Check each line of the data below for the word "Canada", then extract the ones that have it.

Data entries
:::
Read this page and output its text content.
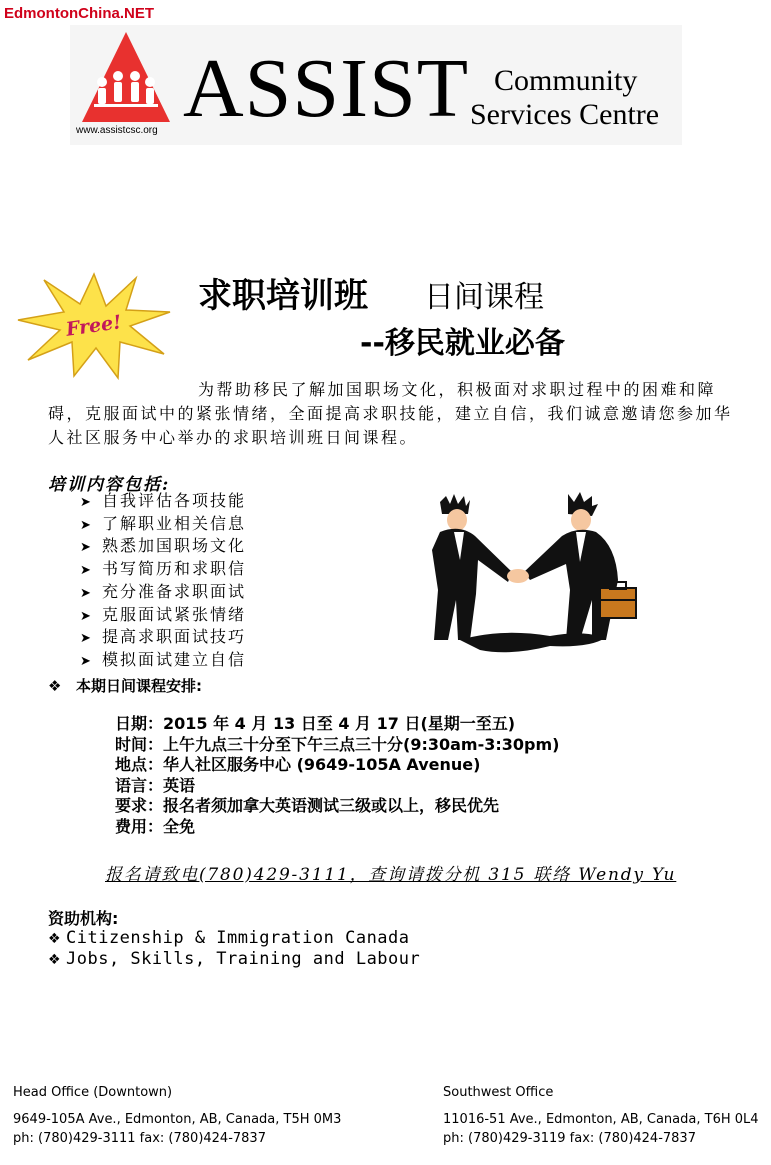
EdmontonChina.NET
www.assistcsc.org ASSIST Community
Services Centre
Free!
求职培训班 日间课程
--移民就业必备

为帮助移民了解加国职场文化，积极面对求职过程中的困难和障碍，克服面试中的紧张情绪，全面提高求职技能，建立自信，我们诚意邀请您参加华人社区服务中心举办的求职培训班日间课程。

培训内容包括:
➤ 自我评估各项技能
➤ 了解职业相关信息
➤ 熟悉加国职场文化
➤ 书写简历和求职信
➤ 充分准备求职面试
➤ 克服面试紧张情绪
➤ 提高求职面试技巧
➤ 模拟面试建立自信
❖ 本期日间课程安排:
日期：2015 年 4 月 13 日至 4 月 17 日(星期一至五)
时间：上午九点三十分至下午三点三十分(9:30am-3:30pm)
地点：华人社区服务中心 (9649-105A Avenue)
语言：英语
要求：报名者须加拿大英语测试三级或以上，移民优先
费用：全免
报名请致电(780)429-3111，查询请拨分机 315 联络 Wendy Yu
资助机构:
❖ Citizenship & Immigration Canada
❖ Jobs, Skills, Training and Labour
Head Office (Downtown)
9649-105A Ave., Edmonton, AB, Canada, T5H 0M3
ph: (780)429-3111 fax: (780)424-7837
Southwest Office
11016-51 Ave., Edmonton, AB, Canada, T6H 0L4
ph: (780)429-3119 fax: (780)424-7837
:::
FINISHED ANSWER:
❖ Citizenship & Immigration Canada
9649-105A Ave., Edmonton, AB, Canada, T5H 0M3
11016-51 Ave., Edmonton, AB, Canada, T6H 0L4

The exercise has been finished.